| Text shown |
◇ ◇ ◇ ◇ ◇
Hat tip to Radley Balko for this one.

Just when you thought you'd seen it all...no.  To the ever-growing list of insults to human dignity we can now apparently add the musical categorization police.

Jazzman Larry Ochs has seen many things during 40 years playing his saxophone around the world but, until this week, nobody had ever called the police on him.

That changed on Monday night however, when's Spain's pistol-carrying Civil Guard police force descended on the Sigüenza Jazz festival to investigate allegations that Ochs's music was not, well, jazz.

Let's put aside, for the moment, that what we call "jazz" is just about the most loosely-defined genre of music there is.  It's like the catch-all bucket for anything that doesn't fit a more well-defined category.  Put aside as well that it is usually recognized as an American art form, and here we have Spanish police passing judgment on an American performer working in this American art form. 

All that aside, we still have here a person who expects full well to be able to call on the state to act as his personal strong-arm, to enforce his own will upon peaceable others, and a state absolutely willing to throw its weight around when nothing that could remotely be called a crime has happened.
◇ ◇ ◇ ◇ ◇
[Annotated element entries]
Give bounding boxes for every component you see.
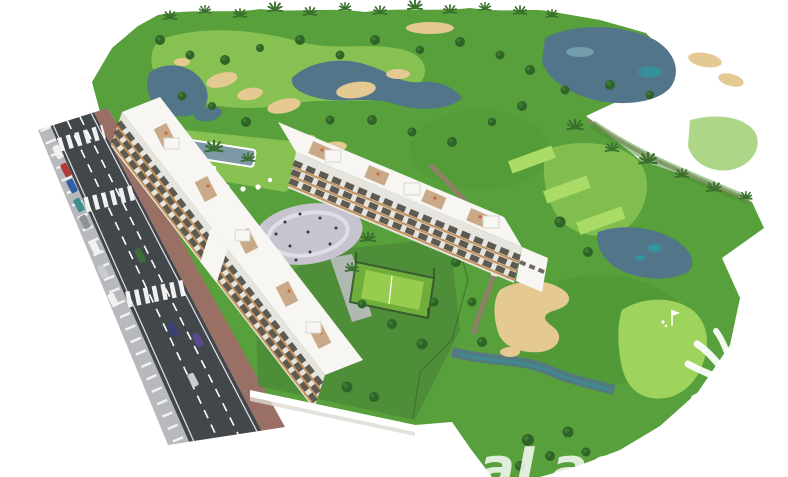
lake-highlight: [648, 244, 662, 252]
lake-highlight: [566, 47, 594, 57]
grass-shading: [410, 110, 550, 190]
render-stage: Aerial 3D architectural rendering of a w…: [0, 0, 788, 477]
fairway: [688, 116, 758, 170]
palm-logo-icon: [688, 329, 776, 470]
watermark-text: asaLasB: [408, 436, 664, 477]
aerial-render: Aerial 3D architectural rendering of a w…: [0, 0, 788, 477]
lake-highlight: [635, 255, 645, 261]
lake-highlight: [638, 66, 662, 78]
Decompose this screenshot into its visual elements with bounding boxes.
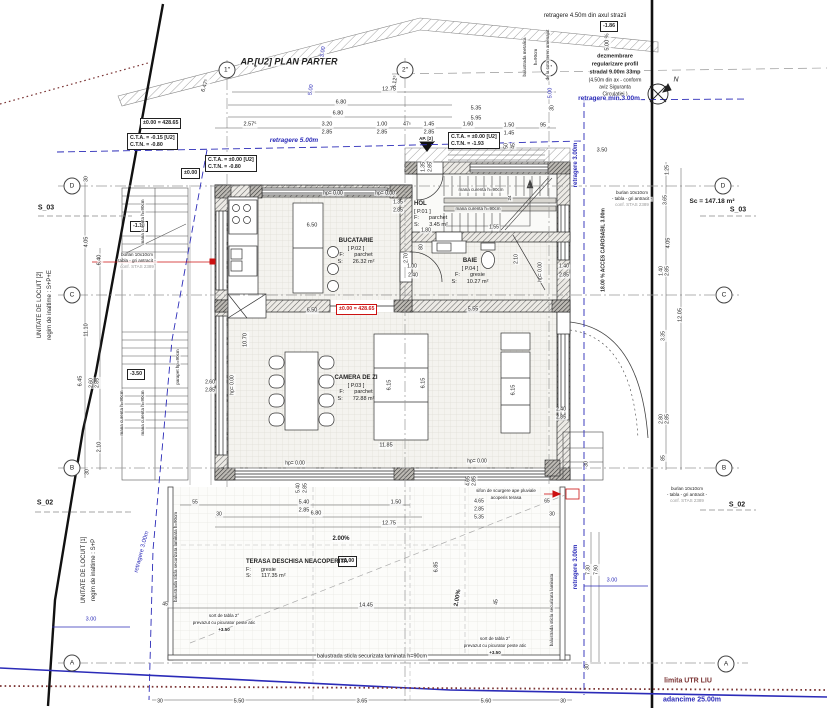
unit2-label: UNITATE DE LOCUIT [2] bbox=[37, 271, 43, 340]
dim-label: 1.55 bbox=[488, 226, 500, 231]
dim-label: 6.50 bbox=[306, 223, 319, 229]
dim-label: 4.05 bbox=[666, 237, 672, 250]
floor-plan-canvas: DCBADCBA1″2″3″ ±0.00 = 428.65C.T.A. = -0… bbox=[0, 0, 827, 708]
level-box: -1.86 bbox=[600, 21, 618, 32]
dim-label: 2.40 bbox=[407, 274, 419, 279]
dim-label: 1.50 bbox=[503, 123, 516, 129]
finish-value: parchet bbox=[354, 389, 372, 396]
room-finish-row: S:117.35 m² bbox=[246, 573, 348, 580]
grid-bubble: C bbox=[64, 287, 81, 304]
dim-label: 14.45 bbox=[358, 603, 374, 609]
level-text: -3.50 bbox=[130, 371, 142, 378]
note-label: tabla - gri antracit - bbox=[117, 259, 157, 264]
room-name: BAIE bbox=[452, 258, 489, 266]
finish-value: 10.27 m² bbox=[467, 279, 489, 286]
note-label: prevazut cu picurator peste atic bbox=[463, 644, 528, 649]
note-label: regim de inaltime : S+P+E bbox=[47, 269, 53, 341]
note-label: sort de tabla 2° bbox=[479, 637, 511, 642]
dim-label: 5.00 % bbox=[605, 32, 611, 51]
note-label: mana curenta h=90cm bbox=[141, 390, 146, 437]
chair-icon bbox=[269, 356, 284, 369]
finish-value: 72.88 m² bbox=[353, 396, 375, 403]
dim-label: 2.85 bbox=[473, 508, 485, 513]
unit1-label: UNITATE DE LOCUIT [1] bbox=[81, 536, 87, 605]
room-name: BUCATARIE bbox=[338, 238, 375, 246]
finish-value: gresie bbox=[470, 272, 485, 279]
dim-label: 3.65 bbox=[356, 699, 369, 705]
note-label: - tabla - gri antracit - bbox=[666, 493, 708, 498]
grid-bubble: B bbox=[64, 460, 81, 477]
note-label: regularizare profil bbox=[591, 62, 639, 68]
dim-label: 5.50 bbox=[233, 699, 246, 705]
setback-min-label: retragere min.3.00m bbox=[577, 96, 641, 103]
note-label: retragere 3.00m bbox=[573, 544, 579, 591]
note-label: balustrada metalica bbox=[523, 36, 528, 77]
room-code: [ P.03 ] bbox=[334, 383, 377, 390]
dim-label: 2.85 bbox=[392, 209, 404, 214]
note-label: hp= 0.00 bbox=[374, 192, 396, 197]
sink-icon bbox=[231, 249, 242, 259]
level-text: C.T.N. = -1.93 bbox=[451, 141, 497, 148]
finish-label: F: bbox=[246, 567, 251, 574]
dim-label: 5.00 bbox=[548, 87, 554, 100]
dim-label: 6.85 bbox=[434, 561, 440, 574]
dim-label: 2.85 bbox=[321, 130, 334, 136]
dim-label: 1.50 bbox=[390, 500, 403, 506]
finish-label: F: bbox=[339, 252, 344, 259]
dim-label: 6.80 bbox=[332, 111, 345, 117]
level-box: -3.50 bbox=[127, 369, 145, 380]
room-code: [ P.02 ] bbox=[338, 246, 375, 253]
grid-bubble: B bbox=[716, 460, 733, 477]
room-label-camera-de-zi: CAMERA DE ZI[ P.03 ]F:parchetS:72.88 m² bbox=[334, 375, 377, 403]
level-text: ±0.00 bbox=[184, 170, 197, 177]
north-label: N bbox=[672, 77, 679, 84]
dim-label: 5.55 bbox=[467, 307, 480, 313]
dim-label: 65 bbox=[543, 500, 551, 505]
dim-label: 5.40 bbox=[297, 482, 302, 494]
room-label-hol: HOL[ P.01 ]F:parchetS:3.45 m² bbox=[414, 201, 448, 229]
note-label: - tabla - gri antracit - bbox=[611, 197, 653, 202]
setback-3m-label: retragere 3.00m bbox=[573, 142, 579, 189]
level-box: C.T.A. = -0.15 [U2]C.T.N. = -0.80 bbox=[127, 133, 178, 150]
finish-label: S: bbox=[452, 279, 457, 286]
dim-label: 2.00% bbox=[331, 536, 350, 542]
dim-label: 1.60 bbox=[462, 122, 475, 128]
finish-label: S: bbox=[338, 259, 343, 266]
dim-label: 95 bbox=[539, 123, 547, 129]
setback-5m-label: retragere 5.00m bbox=[269, 138, 319, 145]
room-label-baie: BAIE[ P.04 ]F:gresieS:10.27 m² bbox=[452, 258, 489, 286]
dim-label: 2.85 bbox=[555, 416, 567, 421]
dim-label: 3.50 bbox=[596, 148, 609, 154]
section-marker: S_02 bbox=[36, 500, 54, 507]
level-text: C.T.N. = -0.80 bbox=[208, 164, 254, 171]
finish-value: gresie bbox=[261, 567, 276, 574]
dim-label: 6.45 bbox=[78, 375, 84, 388]
dim-label: 2.60 bbox=[204, 381, 216, 386]
note-label: prevazut cu picurator peste atic bbox=[192, 621, 257, 626]
dim-label: 30 bbox=[156, 700, 164, 705]
dim-label: 2.70 bbox=[405, 252, 410, 264]
note-label: hp= 0.00 bbox=[539, 261, 544, 283]
room-code: [ P.04 ] bbox=[452, 266, 489, 273]
dim-label: 1.35 bbox=[392, 201, 404, 206]
dim-label: 45 bbox=[512, 142, 517, 150]
room-finish-row: F:gresie bbox=[452, 272, 489, 279]
level-text: C.T.N. = -0.80 bbox=[130, 142, 175, 149]
dim-label: 5.35 bbox=[470, 106, 483, 112]
dim-label: 4.05 bbox=[84, 236, 90, 249]
dim-label: 2.85 bbox=[558, 274, 570, 279]
note-label: hp= 0.00 bbox=[322, 192, 344, 197]
note-label: burlan 10x10cm bbox=[615, 191, 649, 196]
dim-label: 30 bbox=[86, 468, 91, 476]
dim-label: 3.65 bbox=[664, 194, 669, 206]
level-box-red: ±0.00 = 428.65 bbox=[336, 304, 377, 315]
room-label-terasa-deschisa-neacoperita: TERASA DESCHISA NEACOPERITAF:gresieS:117… bbox=[246, 559, 348, 580]
dim-label: 1.35 bbox=[422, 161, 427, 173]
note-label: mana curenta h=90cm bbox=[120, 390, 125, 437]
room-code: [ P.01 ] bbox=[414, 209, 448, 216]
dim-label: 80 bbox=[420, 243, 425, 251]
dim-label: 11.10 bbox=[84, 322, 90, 337]
finish-value: 117.35 m² bbox=[261, 573, 285, 580]
grid-bubble: A bbox=[718, 656, 735, 673]
finish-label: S: bbox=[414, 222, 419, 229]
dim-label: 6.15 bbox=[421, 377, 427, 390]
note-label: hp= 0.00 bbox=[231, 374, 236, 396]
room-finish-row: S:72.88 m² bbox=[334, 396, 377, 403]
room-finish-row: F:parchet bbox=[334, 389, 377, 396]
grid-bubble: C bbox=[716, 287, 733, 304]
note-label: (4.50m din ax - conform bbox=[588, 79, 643, 84]
dim-label: +3.50 bbox=[217, 628, 230, 633]
dim-label: 1.45 bbox=[423, 122, 436, 128]
dim-label: 30 bbox=[548, 513, 556, 518]
finish-label: F: bbox=[414, 215, 419, 222]
dim-label: 2.85 bbox=[666, 413, 671, 425]
drain-note: sifon de scurgere ape pluviale bbox=[475, 489, 537, 494]
dim-label: 55 bbox=[191, 501, 199, 506]
dim-label: 2.85 bbox=[298, 508, 311, 514]
dim-label: 12.75 bbox=[381, 521, 397, 527]
dim-label: 1.45 bbox=[503, 131, 516, 137]
room-name: CAMERA DE ZI bbox=[334, 375, 377, 383]
note-label: h=90cm bbox=[534, 48, 539, 66]
dim-label: 2.85 bbox=[473, 475, 478, 487]
note-label: mana curenta h=90cm bbox=[141, 199, 146, 246]
dim-label: 7.30 bbox=[587, 564, 592, 576]
entry-label: AP. [2] bbox=[418, 137, 434, 142]
dim-label: 30 bbox=[559, 700, 567, 705]
railing-note: balustrada sticla securizata laminata h=… bbox=[316, 654, 428, 660]
dining-table bbox=[285, 352, 318, 430]
entry-steps bbox=[405, 148, 570, 162]
section-marker: S_03 bbox=[37, 205, 55, 212]
limit-utr-label: limita UTR LIU bbox=[663, 678, 713, 685]
room-finish-row: F:parchet bbox=[338, 252, 375, 259]
dim-label: 50 bbox=[505, 142, 510, 150]
dim-label: 6.15 bbox=[387, 379, 393, 392]
dim-label: 1.00 bbox=[406, 265, 418, 270]
grid-bubble: D bbox=[64, 178, 81, 195]
depth-label: adancime 25.00m bbox=[662, 697, 722, 704]
level-text: C.T.A. = ±0.00 [U2] bbox=[451, 134, 497, 141]
dim-label: 2.10 bbox=[515, 253, 520, 265]
dim-label: 30 bbox=[215, 513, 223, 518]
stove-burner-icon bbox=[233, 205, 240, 212]
dim-label: 10.70 bbox=[243, 332, 249, 348]
dim-label: 2.85 bbox=[376, 130, 389, 136]
dim-label: 45 bbox=[161, 603, 169, 608]
note-label: conf. STAS 2389 bbox=[614, 203, 650, 208]
dim-label: 2.85 bbox=[204, 389, 216, 394]
dim-label: 12.75 bbox=[381, 87, 397, 93]
room-finish-row: S:10.27 m² bbox=[452, 279, 489, 286]
dim-label: 5.60 bbox=[480, 699, 493, 705]
dim-label: 3.00 bbox=[606, 578, 619, 584]
finish-value: 3.45 m² bbox=[429, 222, 448, 229]
room-label-bucatarie: BUCATARIE[ P.02 ]F:parchetS:26.32 m² bbox=[338, 238, 375, 266]
note-label: conf. STAS 2389 bbox=[669, 499, 705, 504]
note-label: regim de inaltime : S+P bbox=[91, 538, 97, 602]
dim-label: 3.35 bbox=[662, 330, 667, 342]
railing-note: balustrada sticla securizata laminata h=… bbox=[174, 511, 179, 603]
setback-street-label: retragere 4.50m din axul strazii bbox=[543, 13, 627, 19]
level-text: C.T.A. = -0.15 [U2] bbox=[130, 135, 175, 142]
dim-label: 11.85 bbox=[378, 443, 393, 449]
dim-label: 6.15 bbox=[511, 384, 517, 397]
level-text: ±0.00 = 428.65 bbox=[339, 306, 374, 313]
room-name: HOL bbox=[414, 201, 448, 209]
dim-label: 6.80 bbox=[335, 100, 348, 106]
note-label: conf. STAS 2389 bbox=[119, 265, 155, 270]
level-text: ±0.00 = 428.65 bbox=[143, 120, 178, 127]
dim-label: 2.85 bbox=[304, 482, 309, 494]
level-text: -1.86 bbox=[603, 23, 615, 30]
dim-label: 30 bbox=[551, 104, 556, 112]
section-marker: S_02 bbox=[728, 502, 746, 509]
built-area-label: Sc = 147.18 m² bbox=[689, 199, 736, 206]
dim-label: 24 bbox=[508, 194, 513, 201]
note-label: mana curenta h=90cm bbox=[458, 188, 505, 193]
dim-label: 30 bbox=[85, 175, 90, 183]
dim-label: 2.10 bbox=[97, 441, 103, 454]
dim-label: 5.35 bbox=[473, 516, 485, 521]
finish-value: parchet bbox=[354, 252, 372, 259]
dim-label: 1.00 bbox=[376, 122, 389, 128]
level-box: C.T.A. = ±0.00 [U2]C.T.N. = -0.80 bbox=[205, 155, 257, 172]
dim-label: 6.80 bbox=[310, 511, 323, 517]
dim-label: 45 bbox=[495, 598, 500, 606]
note-label: aviz Siguranta bbox=[598, 86, 632, 91]
floor-plan-drawing bbox=[0, 0, 827, 708]
finish-value: 26.32 m² bbox=[353, 259, 375, 266]
dim-label: 7.90 bbox=[595, 564, 600, 576]
dim-label: 30 bbox=[585, 460, 590, 468]
note-label: mana curenta h=90cm bbox=[455, 207, 502, 212]
finish-label: F: bbox=[455, 272, 460, 279]
dim-label: 2.57⁵ bbox=[243, 122, 258, 128]
dim-label: 4.65 bbox=[473, 500, 485, 505]
toilet-tank bbox=[481, 243, 495, 250]
note-label: hp= 0.00 bbox=[466, 460, 488, 465]
dim-label: 3.00 bbox=[85, 617, 98, 623]
note-dezmembrare: dezmembrare bbox=[596, 54, 634, 60]
note-label: hp= 0.00 bbox=[284, 462, 306, 467]
dim-label: 1.40 bbox=[558, 265, 570, 270]
plan-title: AP.[U2] PLAN PARTER bbox=[239, 58, 338, 67]
dim-label: 2.85 bbox=[96, 377, 101, 389]
dim-label: +3.50 bbox=[488, 651, 501, 656]
dim-label: 85 bbox=[662, 454, 667, 462]
dim-label: 1.80 bbox=[420, 229, 432, 234]
grid-bubble: A bbox=[64, 655, 81, 672]
dim-label: 2.85 bbox=[666, 265, 671, 277]
dim-label: 47⁵ bbox=[402, 123, 412, 128]
note-label: parapet hp=90cm bbox=[176, 348, 181, 385]
access-label: 18.00 % ACCES CAROSABIL 3.00m bbox=[602, 207, 607, 293]
finish-label: F: bbox=[339, 389, 344, 396]
dim-label: 5.40 bbox=[298, 500, 311, 506]
note-label: acoperis terasa bbox=[490, 496, 523, 501]
level-box: ±0.00 bbox=[181, 168, 200, 179]
dim-label: 2.85 bbox=[429, 161, 434, 173]
section-marker: S_03 bbox=[729, 207, 747, 214]
note-label: sort de tabla 2° bbox=[208, 614, 240, 619]
room-finish-row: F:parchet bbox=[414, 215, 448, 222]
dim-label: 3.20 bbox=[321, 122, 334, 128]
room-name: TERASA DESCHISA NEACOPERITA bbox=[246, 559, 348, 567]
level-box: ±0.00 = 428.65 bbox=[140, 118, 181, 129]
gate-swing bbox=[563, 322, 648, 480]
dim-label: 30 bbox=[586, 663, 591, 671]
dim-label: 12.05 bbox=[678, 307, 684, 323]
note-label: de la cota teren amenajat bbox=[546, 29, 551, 82]
dim-label: 1.25 bbox=[666, 164, 671, 176]
finish-value: parchet bbox=[429, 215, 447, 222]
room-finish-row: F:gresie bbox=[246, 567, 348, 574]
dim-label: 2.40 bbox=[555, 408, 567, 413]
note-label: burlan 10x10cm bbox=[120, 253, 154, 258]
finish-label: S: bbox=[246, 573, 251, 580]
grid-bubble: 1″ bbox=[219, 62, 236, 79]
finish-label: S: bbox=[338, 396, 343, 403]
grid-bubble: D bbox=[715, 178, 732, 195]
dim-label: 6.50 bbox=[306, 308, 319, 314]
note-label: stradal 9.00m 33mp bbox=[588, 70, 641, 76]
note-label: burlan 10x10cm bbox=[670, 487, 704, 492]
dim-label: 6.40 bbox=[97, 254, 103, 267]
railing-note: balustrada sticla securizata laminata bbox=[550, 573, 555, 648]
level-text: C.T.A. = ±0.00 [U2] bbox=[208, 157, 254, 164]
room-finish-row: S:26.32 m² bbox=[338, 259, 375, 266]
level-box: C.T.A. = ±0.00 [U2]C.T.N. = -1.93 bbox=[448, 132, 500, 149]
◇ ◇ ◇ ◇ ◇
| Instruction |
In the passage about the jazz festival, which police force came to investigate Larry Ochs's music? The entries bear no relation to the passage.

| Exercise answer |
Spain's Civil Guard police force.